▸ **Problem statement**
According to the passage on TLC's "Baby-Baby-Baby", who wrote and produced the song?

▸ **Selection**
== == ==

"Baby-Baby-Baby" is a song by American girl group TLC. It was the second single released from their debut studio album, Ooooooohhh... On the TLC Tip (1992), and their second consecutive top-10 hit. It was the most successful single from the album, reaching number two on the US Billboard Hot 100 and number one on the Billboard Hot R&B/Hip-Hop Songs chart, giving them their first number-one single on that chart.

Background
"Baby-Baby-Baby" was written and produced by Babyface, L.A. Reid and Daryl Simmons. The song features lead vocals from Tionne "T-Boz" Watkins, with Rozonda "Chilli" Thomas adlibbing and singing the middle-8 sections. It is the first song not to contain a rap by Lisa "Left Eye" Lopes, who instead recorded a rap for the song's remix version.

== == ==

▸ **Record excerpts**
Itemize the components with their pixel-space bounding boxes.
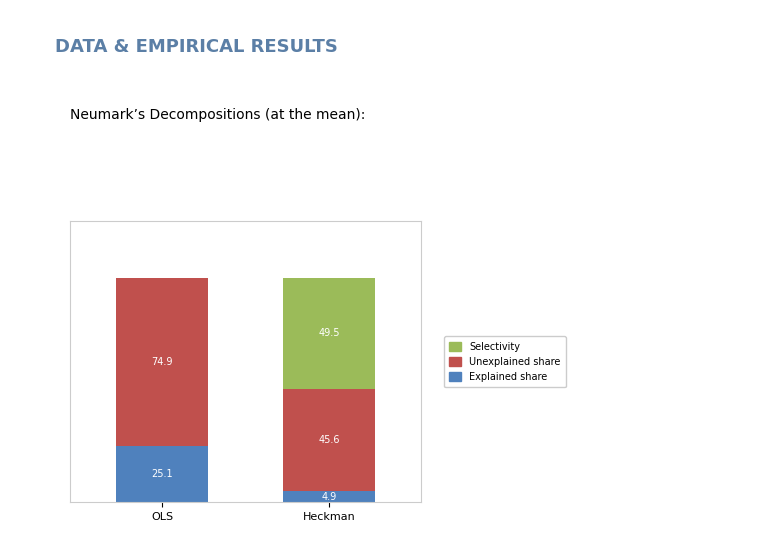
Text: 4.9: 4.9 xyxy=(321,492,337,502)
Text: DATA & EMPIRICAL RESULTS: DATA & EMPIRICAL RESULTS xyxy=(55,38,338,56)
Bar xyxy=(283,278,375,389)
Bar xyxy=(116,446,208,502)
Bar xyxy=(283,389,375,491)
Text: 25.1: 25.1 xyxy=(151,469,173,479)
Text: Neumark’s Decompositions (at the mean):: Neumark’s Decompositions (at the mean): xyxy=(70,108,366,122)
Legend: Selectivity, Unexplained share, Explained share: Selectivity, Unexplained share, Explaine… xyxy=(444,336,566,388)
Text: 74.9: 74.9 xyxy=(151,357,173,367)
Bar xyxy=(116,278,208,446)
Text: 49.5: 49.5 xyxy=(318,328,340,338)
Text: 45.6: 45.6 xyxy=(318,435,340,445)
Bar xyxy=(283,491,375,502)
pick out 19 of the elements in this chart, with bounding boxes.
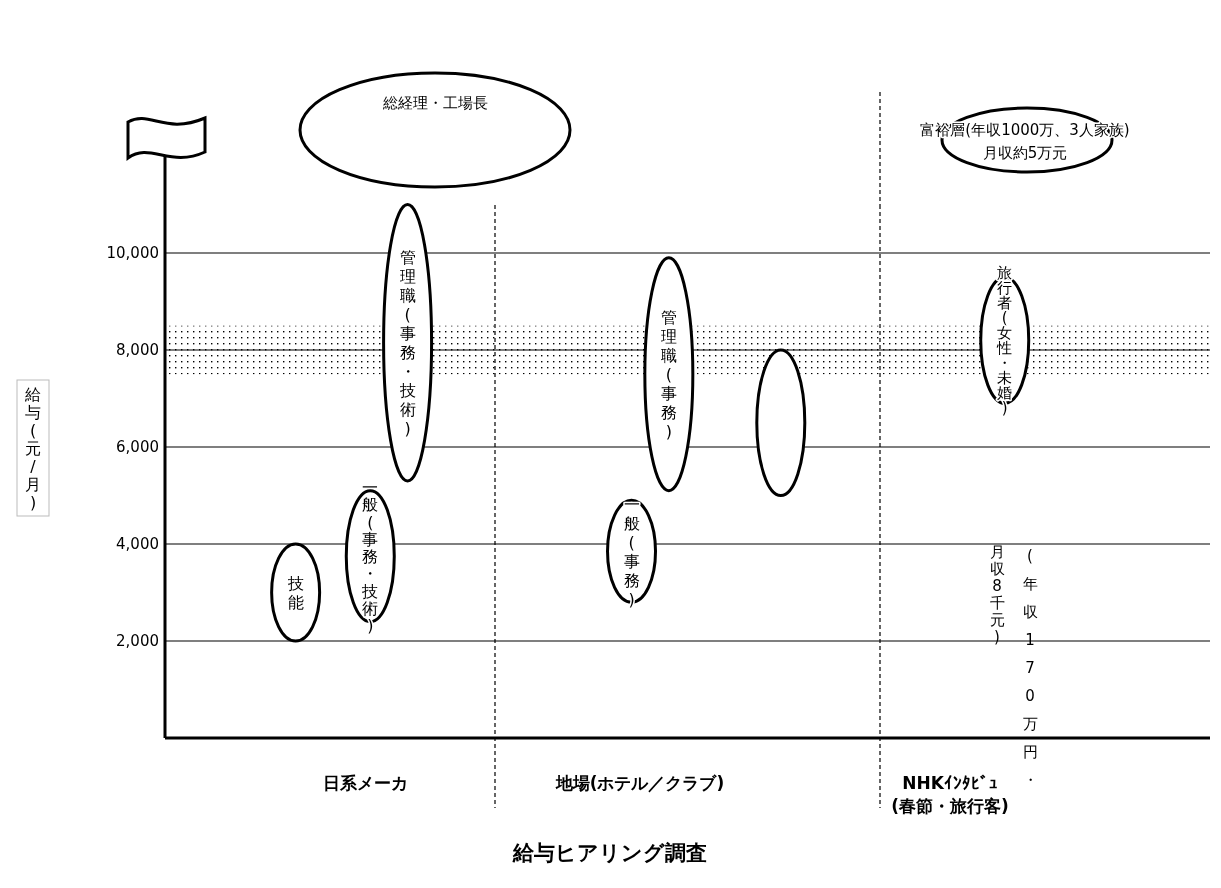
y-tick-label: 6,000 (116, 438, 159, 456)
y-tick-label: 8,000 (116, 341, 159, 359)
y-tick-label: 2,000 (116, 632, 159, 650)
text: 総経理・工場長 (381, 94, 488, 112)
y-tick-label: 4,000 (116, 535, 159, 553)
y-tick-label: 10,000 (106, 244, 159, 262)
data-label: 管理職(事務) (660, 307, 677, 441)
text: NHKｲﾝﾀﾋﾞｭ (902, 773, 998, 793)
annotation: 月収約5万元 (982, 144, 1068, 162)
text: 一般(事務・技術) (362, 477, 379, 635)
text: (年収170万円・ (1022, 547, 1038, 789)
y-axis-title: 給与(元/月) (24, 384, 41, 512)
text: (春節・旅行客) (891, 796, 1009, 816)
text: 日系メーカ (322, 773, 408, 793)
annotation: 月収8千元) (989, 543, 1005, 646)
text: 地場(ホテル／クラブ) (554, 773, 725, 793)
text: 管理職(事務・技術) (399, 247, 416, 438)
x-axis-title: 給与ヒアリング調査 (512, 841, 707, 865)
data-label: 技能 (286, 573, 304, 612)
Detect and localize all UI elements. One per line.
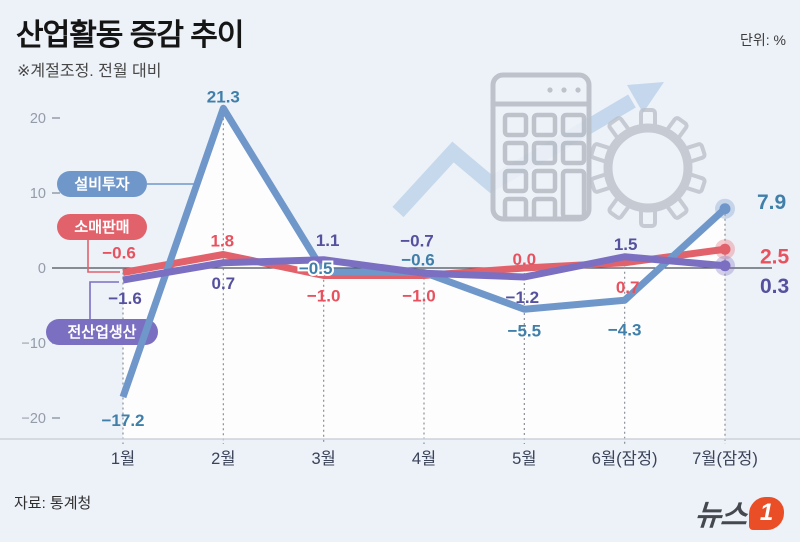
legend-pill — [57, 171, 147, 197]
calculator-key — [531, 112, 558, 138]
month-label: 4월 — [412, 449, 436, 468]
value-label: −1.0 — [402, 287, 436, 306]
y-tick-label: 10 — [30, 186, 46, 202]
gear-icon — [589, 108, 707, 228]
value-label: 7.9 — [757, 191, 786, 214]
value-label: −0.7 — [400, 231, 434, 250]
month-label: 2월 — [211, 449, 235, 468]
calculator-key — [502, 112, 529, 138]
y-tick-label: 20 — [30, 111, 46, 127]
y-tick-label: −20 — [21, 411, 46, 427]
y-tick-label: 0 — [38, 261, 46, 277]
calculator-key — [560, 140, 587, 166]
logo-number: 1 — [759, 499, 774, 526]
calculator-key — [531, 196, 558, 222]
end-marker — [719, 203, 731, 215]
legend-label: 설비투자 — [74, 176, 129, 193]
arrow-head — [627, 82, 664, 113]
logo-one-badge: 1 — [749, 496, 784, 530]
value-label: 1.5 — [614, 235, 638, 254]
page-title: 산업활동 증감 추이 — [16, 19, 244, 52]
calculator-key — [531, 140, 558, 166]
value-label: −5.5 — [508, 321, 542, 340]
calculator-key — [560, 112, 587, 138]
news1-logo: 뉴스 1 — [693, 492, 784, 534]
legend-label: 소매판매 — [74, 219, 129, 236]
value-label: 21.3 — [207, 87, 240, 106]
value-label: −17.2 — [101, 411, 144, 430]
unit-label: 단위: % — [740, 32, 786, 48]
end-marker — [719, 243, 731, 255]
logo-text: 뉴스 — [693, 500, 747, 532]
value-label: −0.6 — [102, 244, 136, 263]
value-label: −1.6 — [108, 289, 142, 308]
chart-subtitle: ※계절조정. 전월 대비 — [17, 63, 162, 80]
value-label: −0.6 — [401, 251, 435, 270]
value-label: −1.2 — [506, 288, 540, 307]
value-label: 1.8 — [211, 232, 235, 251]
legend-connector — [89, 281, 119, 319]
month-label: 5월 — [512, 449, 536, 468]
calculator-icon — [490, 72, 592, 222]
calculator-key-tall — [560, 168, 587, 220]
value-label: −4.3 — [608, 320, 642, 339]
legend-pill — [46, 319, 158, 345]
legend-label: 전산업생산 — [67, 324, 136, 341]
legend-pill — [57, 214, 147, 240]
y-tick-label: −10 — [21, 336, 46, 352]
value-label: 0.7 — [616, 278, 640, 297]
calculator-key — [502, 196, 529, 222]
calculator-key — [531, 168, 558, 194]
end-marker — [719, 260, 731, 272]
calculator-dot — [575, 87, 581, 93]
value-label: 1.1 — [316, 231, 340, 250]
calculator-key — [502, 140, 529, 166]
calculator-dot — [547, 87, 553, 93]
calculator-key — [502, 168, 529, 194]
gear-ring — [603, 123, 693, 213]
value-label: 2.5 — [760, 245, 790, 268]
month-label: 7월(잠정) — [692, 449, 758, 468]
value-label: 0.7 — [212, 274, 236, 293]
value-label: −1.0 — [307, 287, 341, 306]
month-label: 6월(잠정) — [592, 449, 658, 468]
series-line-2 — [122, 253, 726, 284]
legend-connector — [87, 240, 120, 273]
value-label: −0.5 — [299, 259, 333, 278]
calculator-dot — [561, 87, 567, 93]
value-label: 0.0 — [513, 250, 537, 269]
month-label: 1월 — [111, 449, 135, 468]
source-label: 자료: 통계청 — [14, 495, 92, 512]
month-label: 3월 — [311, 449, 335, 468]
value-label: 0.3 — [760, 275, 789, 298]
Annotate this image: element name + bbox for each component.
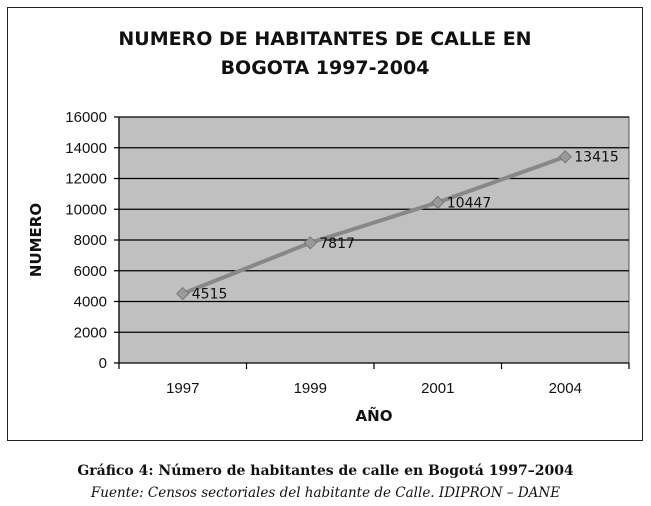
x-tick-label: 1999 — [294, 380, 327, 397]
x-tick-label: 2001 — [421, 380, 454, 397]
y-tick-label: 8000 — [74, 232, 107, 249]
y-tick-label: 4000 — [74, 294, 107, 311]
y-tick-label: 10000 — [65, 201, 107, 218]
data-label: 13415 — [574, 150, 619, 166]
y-tick-label: 6000 — [74, 263, 107, 280]
x-axis-title: AÑO — [356, 406, 393, 425]
figure-caption: Gráfico 4: Número de habitantes de calle… — [77, 463, 574, 479]
y-tick-label: 2000 — [74, 324, 107, 341]
data-label: 4515 — [192, 287, 228, 303]
y-tick-label: 14000 — [65, 140, 107, 157]
y-tick-label: 16000 — [65, 109, 107, 126]
chart-title-line: BOGOTA 1997-2004 — [221, 57, 430, 79]
data-point-marker — [558, 150, 572, 164]
y-tick-label: 0 — [99, 355, 107, 372]
chart-title-line: NUMERO DE HABITANTES DE CALLE EN — [118, 28, 531, 50]
y-tick-label: 12000 — [65, 171, 107, 188]
y-axis-title: NUMERO — [27, 203, 45, 277]
figure-source: Fuente: Censos sectoriales del habitante… — [90, 485, 561, 501]
x-tick-label: 1997 — [166, 380, 199, 397]
series-line — [182, 154, 566, 296]
data-point-marker — [303, 236, 317, 250]
data-point-marker — [176, 286, 190, 301]
data-label: 10447 — [447, 195, 492, 211]
data-point-marker — [431, 195, 445, 210]
data-label: 7817 — [319, 236, 355, 252]
x-tick-label: 2004 — [549, 380, 582, 397]
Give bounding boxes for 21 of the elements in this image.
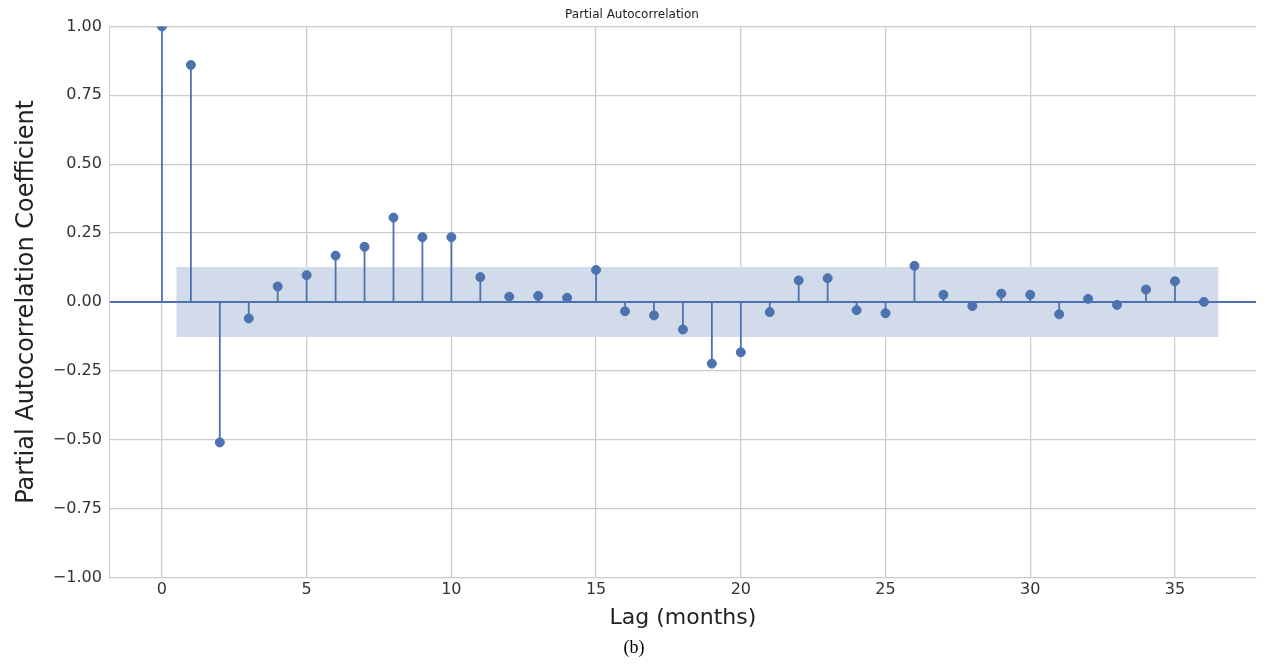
x-tick-label: 5 bbox=[301, 579, 312, 599]
y-tick-label: 0.00 bbox=[66, 291, 102, 311]
text: (b) bbox=[622, 637, 646, 658]
y-tick-label: −1.00 bbox=[52, 566, 102, 586]
y-tick-label: −0.75 bbox=[52, 497, 102, 517]
x-tick-label: 20 bbox=[730, 579, 751, 599]
x-tick-label: 10 bbox=[441, 579, 462, 599]
y-tick-label: 0.75 bbox=[66, 84, 102, 104]
y-tick-label: 0.25 bbox=[66, 222, 102, 242]
chart-title: Partial Autocorrelation bbox=[565, 7, 699, 22]
x-tick-label: 25 bbox=[875, 579, 896, 599]
x-tick-label: 30 bbox=[1020, 579, 1041, 599]
y-tick-label: 0.50 bbox=[66, 153, 102, 173]
x-axis-title: Lag (months) bbox=[609, 603, 757, 629]
x-tick-label: 15 bbox=[585, 579, 607, 599]
x-tick-label: 0 bbox=[156, 579, 168, 599]
y-axis-title: Partial Autocorrelation Coefficient bbox=[10, 99, 39, 504]
y-tick-label: −0.25 bbox=[52, 359, 102, 379]
y-tick-label: 1.00 bbox=[66, 15, 102, 35]
x-tick-label: 35 bbox=[1164, 579, 1186, 599]
y-tick-label: −0.50 bbox=[52, 428, 102, 448]
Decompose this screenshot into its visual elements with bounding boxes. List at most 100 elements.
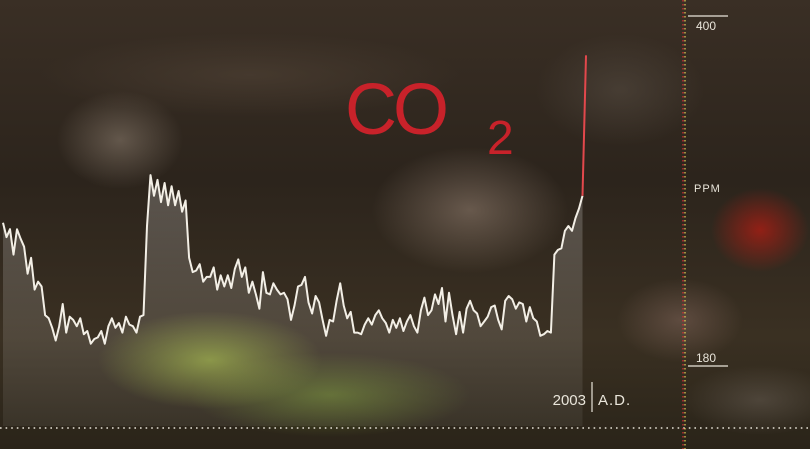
co2-data-point (231, 287, 232, 288)
co2-data-point (24, 246, 25, 247)
co2-data-point (368, 318, 369, 319)
co2-data-point (308, 302, 309, 303)
co2-data-point (340, 283, 341, 284)
co2-data-point (452, 315, 453, 316)
co2-data-point (73, 319, 74, 320)
co2-data-point (210, 276, 211, 277)
co2-data-point (420, 310, 421, 311)
co2-data-point (473, 310, 474, 311)
co2-data-point (498, 319, 499, 320)
co2-data-point (122, 332, 123, 333)
co2-data-point (540, 335, 541, 336)
y-unit-label: PPM (694, 183, 721, 195)
co2-data-point (48, 318, 49, 319)
co2-data-point (132, 326, 133, 327)
co2-data-point (66, 332, 67, 333)
co2-data-point (13, 254, 14, 255)
co2-data-point (241, 276, 242, 277)
co2-data-point (568, 225, 569, 226)
co2-data-point (290, 319, 291, 320)
co2-data-point (333, 321, 334, 322)
end-era-label: A.D. (598, 392, 631, 409)
co2-data-point (571, 230, 572, 231)
co2-data-point (146, 225, 147, 226)
co2-data-point (94, 338, 95, 339)
co2-data-point (196, 270, 197, 271)
co2-data-point (238, 259, 239, 260)
co2-data-point (143, 315, 144, 316)
co2-data-point (406, 321, 407, 322)
co2-data-point (252, 281, 253, 282)
co2-data-point (45, 315, 46, 316)
co2-data-point (255, 294, 256, 295)
co2-data-point (101, 330, 102, 331)
co2-modern-spike (581, 55, 587, 196)
end-year-label: 2003 (553, 392, 586, 409)
co2-data-point (41, 286, 42, 287)
co2-data-point (396, 327, 397, 328)
co2-data-point (399, 318, 400, 319)
co2-data-point (326, 335, 327, 336)
co2-data-point (543, 334, 544, 335)
co2-data-point (319, 302, 320, 303)
co2-data-point (312, 313, 313, 314)
co2-data-point (529, 307, 530, 308)
co2-data-point (477, 313, 478, 314)
co2-data-point (448, 292, 449, 293)
co2-data-point (182, 211, 183, 212)
co2-data-point (115, 327, 116, 328)
co2-data-point (90, 343, 91, 344)
co2-data-point (382, 318, 383, 319)
co2-data-point (515, 308, 516, 309)
co2-data-point (171, 186, 172, 187)
co2-data-point (438, 303, 439, 304)
co2-data-point (220, 275, 221, 276)
co2-data-point (487, 316, 488, 317)
co2-data-point (294, 305, 295, 306)
co2-data-point (118, 322, 119, 323)
co2-data-point (269, 294, 270, 295)
co2-data-point (59, 326, 60, 327)
co2-data-point (175, 205, 176, 206)
co2-data-point (392, 319, 393, 320)
co2-data-point (466, 308, 467, 309)
co2-data-point (491, 307, 492, 308)
co2-data-point (259, 308, 260, 309)
co2-data-point (287, 299, 288, 300)
co2-data-point (206, 276, 207, 277)
co2-data-point (554, 254, 555, 255)
co2-data-point (266, 292, 267, 293)
co2-data-point (561, 248, 562, 249)
co2-data-point (27, 273, 28, 274)
co2-data-point (417, 332, 418, 333)
co2-data-point (536, 321, 537, 322)
chart-title-subscript: 2 (487, 112, 514, 165)
co2-data-point (129, 324, 130, 325)
co2-data-point (262, 272, 263, 273)
co2-data-point (199, 264, 200, 265)
co2-data-point (283, 292, 284, 293)
co2-data-point (301, 284, 302, 285)
co2-area-fill (3, 175, 583, 426)
co2-data-point (280, 294, 281, 295)
co2-data-point (16, 229, 17, 230)
co2-data-point (178, 190, 179, 191)
co2-data-point (76, 326, 77, 327)
co2-data-point (410, 315, 411, 316)
co2-data-point (276, 289, 277, 290)
co2-data-point (6, 237, 7, 238)
co2-data-point (213, 267, 214, 268)
co2-data-point (69, 316, 70, 317)
co2-data-point (164, 182, 165, 183)
co2-data-point (248, 292, 249, 293)
co2-data-point (459, 311, 460, 312)
co2-data-point (273, 283, 274, 284)
co2-data-point (97, 337, 98, 338)
co2-data-point (108, 326, 109, 327)
co2-data-point (512, 299, 513, 300)
co2-data-point (125, 316, 126, 317)
co2-data-point (480, 326, 481, 327)
co2-data-point (31, 257, 32, 258)
co2-data-point (470, 300, 471, 301)
co2-data-point (192, 272, 193, 273)
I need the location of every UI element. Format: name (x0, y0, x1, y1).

== == ==

▸ **Expected answer**
Babyface, L.A. Reid and Daryl Simmons.